All of the material below is to be repeated exactly.

------------------------------------

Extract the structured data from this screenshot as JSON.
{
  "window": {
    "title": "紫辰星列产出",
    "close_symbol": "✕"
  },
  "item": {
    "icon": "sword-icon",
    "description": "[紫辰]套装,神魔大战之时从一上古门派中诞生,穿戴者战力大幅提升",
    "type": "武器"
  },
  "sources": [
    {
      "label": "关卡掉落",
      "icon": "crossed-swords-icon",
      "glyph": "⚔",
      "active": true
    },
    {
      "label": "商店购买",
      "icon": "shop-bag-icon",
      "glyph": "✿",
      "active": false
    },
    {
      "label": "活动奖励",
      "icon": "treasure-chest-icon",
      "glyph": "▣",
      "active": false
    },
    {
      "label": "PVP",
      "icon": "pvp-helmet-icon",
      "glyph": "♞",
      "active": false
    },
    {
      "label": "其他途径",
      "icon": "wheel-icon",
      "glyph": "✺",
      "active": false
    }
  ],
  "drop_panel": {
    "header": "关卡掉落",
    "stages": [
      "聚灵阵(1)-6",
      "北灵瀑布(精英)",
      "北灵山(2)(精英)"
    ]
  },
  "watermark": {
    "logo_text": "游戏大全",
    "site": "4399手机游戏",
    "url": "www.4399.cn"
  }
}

------------------------------------

Exercise response —
Extract the structured data from this screenshot as JSON.
{
  "window": {
    "title": "紫辰星列产出",
    "close_symbol": "✕"
  },
  "item": {
    "icon": "sword-icon",
    "description": "[紫辰]套装,神魔大战之时从一上古门派中诞生,穿戴者战力大幅提升",
    "type": "武器"
  },
  "sources": [
    {
      "label": "关卡掉落",
      "icon": "crossed-swords-icon",
      "glyph": "⚔",
      "active": true
    },
    {
      "label": "商店购买",
      "icon": "shop-bag-icon",
      "glyph": "✿",
      "active": false
    },
    {
      "label": "活动奖励",
      "icon": "treasure-chest-icon",
      "glyph": "▣",
      "active": false
    },
    {
      "label": "PVP",
      "icon": "pvp-helmet-icon",
      "glyph": "♞",
      "active": false
    },
    {
      "label": "其他途径",
      "icon": "wheel-icon",
      "glyph": "✺",
      "active": false
    }
  ],
  "drop_panel": {
    "header": "关卡掉落",
    "stages": [
      "聚灵阵(1)-6",
      "北灵瀑布(精英)",
      "北灵山(2)(精英)"
    ]
  },
  "watermark": {
    "logo_text": "游戏大全",
    "site": "4399手机游戏",
    "url": "www.4399.cn"
  }
}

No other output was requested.